-- SHORT PROBLEM --
Reproduce every entry exactly, without alteration.

-- DATASET --
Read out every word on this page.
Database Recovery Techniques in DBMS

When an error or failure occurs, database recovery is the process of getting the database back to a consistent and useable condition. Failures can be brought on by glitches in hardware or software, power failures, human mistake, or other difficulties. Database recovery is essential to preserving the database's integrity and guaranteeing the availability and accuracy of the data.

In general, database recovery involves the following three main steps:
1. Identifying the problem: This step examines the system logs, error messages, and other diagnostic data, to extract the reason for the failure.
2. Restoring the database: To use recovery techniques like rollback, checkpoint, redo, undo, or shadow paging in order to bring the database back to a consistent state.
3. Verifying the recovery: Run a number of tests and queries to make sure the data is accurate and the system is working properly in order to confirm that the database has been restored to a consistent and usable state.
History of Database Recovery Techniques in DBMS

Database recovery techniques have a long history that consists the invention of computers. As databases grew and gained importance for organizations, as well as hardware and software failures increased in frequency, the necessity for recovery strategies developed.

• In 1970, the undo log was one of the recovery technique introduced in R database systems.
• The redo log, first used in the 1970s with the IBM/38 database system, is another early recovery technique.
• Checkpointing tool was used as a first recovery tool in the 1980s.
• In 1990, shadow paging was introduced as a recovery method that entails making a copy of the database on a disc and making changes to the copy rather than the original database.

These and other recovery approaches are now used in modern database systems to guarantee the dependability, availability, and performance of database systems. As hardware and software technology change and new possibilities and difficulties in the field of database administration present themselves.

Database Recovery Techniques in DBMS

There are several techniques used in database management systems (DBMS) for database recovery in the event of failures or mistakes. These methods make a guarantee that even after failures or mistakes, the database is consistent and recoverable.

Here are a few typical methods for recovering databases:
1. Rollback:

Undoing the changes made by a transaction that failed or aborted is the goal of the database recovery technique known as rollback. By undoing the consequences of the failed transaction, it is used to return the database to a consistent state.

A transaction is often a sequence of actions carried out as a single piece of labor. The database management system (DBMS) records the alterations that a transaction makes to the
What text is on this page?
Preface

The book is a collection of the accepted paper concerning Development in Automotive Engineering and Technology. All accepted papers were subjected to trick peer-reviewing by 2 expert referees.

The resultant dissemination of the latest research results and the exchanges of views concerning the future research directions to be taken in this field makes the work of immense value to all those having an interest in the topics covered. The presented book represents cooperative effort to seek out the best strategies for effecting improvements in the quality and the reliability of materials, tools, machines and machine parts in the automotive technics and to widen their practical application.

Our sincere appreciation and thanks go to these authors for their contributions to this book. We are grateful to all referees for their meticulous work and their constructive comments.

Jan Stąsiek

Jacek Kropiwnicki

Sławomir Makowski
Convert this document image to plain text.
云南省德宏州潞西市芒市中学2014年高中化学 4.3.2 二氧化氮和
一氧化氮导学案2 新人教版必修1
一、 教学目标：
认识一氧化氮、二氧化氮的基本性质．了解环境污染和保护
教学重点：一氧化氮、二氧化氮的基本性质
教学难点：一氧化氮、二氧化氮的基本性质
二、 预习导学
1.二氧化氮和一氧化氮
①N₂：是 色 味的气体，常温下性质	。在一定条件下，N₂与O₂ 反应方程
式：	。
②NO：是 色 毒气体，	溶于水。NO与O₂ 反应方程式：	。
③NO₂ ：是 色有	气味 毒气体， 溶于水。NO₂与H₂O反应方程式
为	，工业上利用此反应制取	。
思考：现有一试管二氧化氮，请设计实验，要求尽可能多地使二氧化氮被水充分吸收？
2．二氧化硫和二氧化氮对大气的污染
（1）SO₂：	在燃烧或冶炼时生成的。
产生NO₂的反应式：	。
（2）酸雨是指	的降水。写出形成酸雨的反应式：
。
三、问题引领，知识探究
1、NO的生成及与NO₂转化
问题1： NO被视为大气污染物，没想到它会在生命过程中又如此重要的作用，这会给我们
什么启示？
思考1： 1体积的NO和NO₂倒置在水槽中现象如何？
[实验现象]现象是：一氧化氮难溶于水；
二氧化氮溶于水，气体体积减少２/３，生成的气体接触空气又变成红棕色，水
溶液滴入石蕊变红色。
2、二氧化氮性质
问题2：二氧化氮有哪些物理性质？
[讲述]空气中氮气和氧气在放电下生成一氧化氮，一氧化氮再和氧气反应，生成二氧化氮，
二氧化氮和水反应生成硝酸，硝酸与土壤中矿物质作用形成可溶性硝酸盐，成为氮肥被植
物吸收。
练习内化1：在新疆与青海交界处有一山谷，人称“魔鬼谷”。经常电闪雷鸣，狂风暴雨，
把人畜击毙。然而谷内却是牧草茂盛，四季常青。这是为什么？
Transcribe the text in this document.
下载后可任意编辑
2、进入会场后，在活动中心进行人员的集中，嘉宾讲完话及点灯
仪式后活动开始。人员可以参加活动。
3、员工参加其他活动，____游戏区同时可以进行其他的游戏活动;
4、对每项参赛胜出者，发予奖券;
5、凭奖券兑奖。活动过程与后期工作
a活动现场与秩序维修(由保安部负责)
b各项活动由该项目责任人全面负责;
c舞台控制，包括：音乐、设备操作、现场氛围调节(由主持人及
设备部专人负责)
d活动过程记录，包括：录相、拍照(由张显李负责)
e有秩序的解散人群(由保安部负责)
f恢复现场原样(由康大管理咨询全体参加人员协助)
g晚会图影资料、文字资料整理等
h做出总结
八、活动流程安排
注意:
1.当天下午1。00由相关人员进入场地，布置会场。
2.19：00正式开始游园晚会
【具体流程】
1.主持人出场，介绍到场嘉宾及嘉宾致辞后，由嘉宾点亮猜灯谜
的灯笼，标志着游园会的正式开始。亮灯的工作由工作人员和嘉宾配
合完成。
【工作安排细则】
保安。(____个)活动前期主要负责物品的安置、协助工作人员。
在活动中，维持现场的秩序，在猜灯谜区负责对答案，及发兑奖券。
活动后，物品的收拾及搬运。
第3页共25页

-- CORRECT RESULT --
Read out every word on this page.
Database Recovery Techniques in DBMS

When an error or failure occurs, database recovery is the process of getting the database back to a consistent and useable condition. Failures can be brought on by glitches in hardware or software, power failures, human mistake, or other difficulties. Database recovery is essential to preserving the database's integrity and guaranteeing the availability and accuracy of the data.

In general, database recovery involves the following three main steps:
1. Identifying the problem: This step examines the system logs, error messages, and other diagnostic data, to extract the reason for the failure.
2. Restoring the database: To use recovery techniques like rollback, checkpoint, redo, undo, or shadow paging in order to bring the database back to a consistent state.
3. Verifying the recovery: Run a number of tests and queries to make sure the data is accurate and the system is working properly in order to confirm that the database has been restored to a consistent and usable state.
History of Database Recovery Techniques in DBMS

Database recovery techniques have a long history that consists the invention of computers. As databases grew and gained importance for organizations, as well as hardware and software failures increased in frequency, the necessity for recovery strategies developed.

• In 1970, the undo log was one of the recovery technique introduced in R database systems.
• The redo log, first used in the 1970s with the IBM/38 database system, is another early recovery technique.
• Checkpointing tool was used as a first recovery tool in the 1980s.
• In 1990, shadow paging was introduced as a recovery method that entails making a copy of the database on a disc and making changes to the copy rather than the original database.

These and other recovery approaches are now used in modern database systems to guarantee the dependability, availability, and performance of database systems. As hardware and software technology change and new possibilities and difficulties in the field of database administration present themselves.

Database Recovery Techniques in DBMS

There are several techniques used in database management systems (DBMS) for database recovery in the event of failures or mistakes. These methods make a guarantee that even after failures or mistakes, the database is consistent and recoverable.

Here are a few typical methods for recovering databases:
1. Rollback:

Undoing the changes made by a transaction that failed or aborted is the goal of the database recovery technique known as rollback. By undoing the consequences of the failed transaction, it is used to return the database to a consistent state.

A transaction is often a sequence of actions carried out as a single piece of labor. The database management system (DBMS) records the alterations that a transaction makes to the
What text is on this page?
Preface

The book is a collection of the accepted paper concerning Development in Automotive Engineering and Technology. All accepted papers were subjected to trick peer-reviewing by 2 expert referees.

The resultant dissemination of the latest research results and the exchanges of views concerning the future research directions to be taken in this field makes the work of immense value to all those having an interest in the topics covered. The presented book represents cooperative effort to seek out the best strategies for effecting improvements in the quality and the reliability of materials, tools, machines and machine parts in the automotive technics and to widen their practical application.

Our sincere appreciation and thanks go to these authors for their contributions to this book. We are grateful to all referees for their meticulous work and their constructive comments.

Jan Stąsiek

Jacek Kropiwnicki

Sławomir Makowski
Convert this document image to plain text.
云南省德宏州潞西市芒市中学2014年高中化学 4.3.2 二氧化氮和
一氧化氮导学案2 新人教版必修1
一、 教学目标：
认识一氧化氮、二氧化氮的基本性质．了解环境污染和保护
教学重点：一氧化氮、二氧化氮的基本性质
教学难点：一氧化氮、二氧化氮的基本性质
二、 预习导学
1.二氧化氮和一氧化氮
①N₂：是 色 味的气体，常温下性质	。在一定条件下，N₂与O₂ 反应方程
式：	。
②NO：是 色 毒气体，	溶于水。NO与O₂ 反应方程式：	。
③NO₂ ：是 色有	气味 毒气体， 溶于水。NO₂与H₂O反应方程式
为	，工业上利用此反应制取	。
思考：现有一试管二氧化氮，请设计实验，要求尽可能多地使二氧化氮被水充分吸收？
2．二氧化硫和二氧化氮对大气的污染
（1）SO₂：	在燃烧或冶炼时生成的。
产生NO₂的反应式：	。
（2）酸雨是指	的降水。写出形成酸雨的反应式：
。
三、问题引领，知识探究
1、NO的生成及与NO₂转化
问题1： NO被视为大气污染物，没想到它会在生命过程中又如此重要的作用，这会给我们
什么启示？
思考1： 1体积的NO和NO₂倒置在水槽中现象如何？
[实验现象]现象是：一氧化氮难溶于水；
二氧化氮溶于水，气体体积减少２/３，生成的气体接触空气又变成红棕色，水
溶液滴入石蕊变红色。
2、二氧化氮性质
问题2：二氧化氮有哪些物理性质？
[讲述]空气中氮气和氧气在放电下生成一氧化氮，一氧化氮再和氧气反应，生成二氧化氮，
二氧化氮和水反应生成硝酸，硝酸与土壤中矿物质作用形成可溶性硝酸盐，成为氮肥被植
物吸收。
练习内化1：在新疆与青海交界处有一山谷，人称“魔鬼谷”。经常电闪雷鸣，狂风暴雨，
把人畜击毙。然而谷内却是牧草茂盛，四季常青。这是为什么？
Transcribe the text in this document.
下载后可任意编辑
2、进入会场后，在活动中心进行人员的集中，嘉宾讲完话及点灯
仪式后活动开始。人员可以参加活动。
3、员工参加其他活动，____游戏区同时可以进行其他的游戏活动;
4、对每项参赛胜出者，发予奖券;
5、凭奖券兑奖。活动过程与后期工作
a活动现场与秩序维修(由保安部负责)
b各项活动由该项目责任人全面负责;
c舞台控制，包括：音乐、设备操作、现场氛围调节(由主持人及
设备部专人负责)
d活动过程记录，包括：录相、拍照(由张显李负责)
e有秩序的解散人群(由保安部负责)
f恢复现场原样(由康大管理咨询全体参加人员协助)
g晚会图影资料、文字资料整理等
h做出总结
八、活动流程安排
注意:
1.当天下午1。00由相关人员进入场地，布置会场。
2.19：00正式开始游园晚会
【具体流程】
1.主持人出场，介绍到场嘉宾及嘉宾致辞后，由嘉宾点亮猜灯谜
的灯笼，标志着游园会的正式开始。亮灯的工作由工作人员和嘉宾配
合完成。
【工作安排细则】
保安。(____个)活动前期主要负责物品的安置、协助工作人员。
在活动中，维持现场的秩序，在猜灯谜区负责对答案，及发兑奖券。
活动后，物品的收拾及搬运。
第3页共25页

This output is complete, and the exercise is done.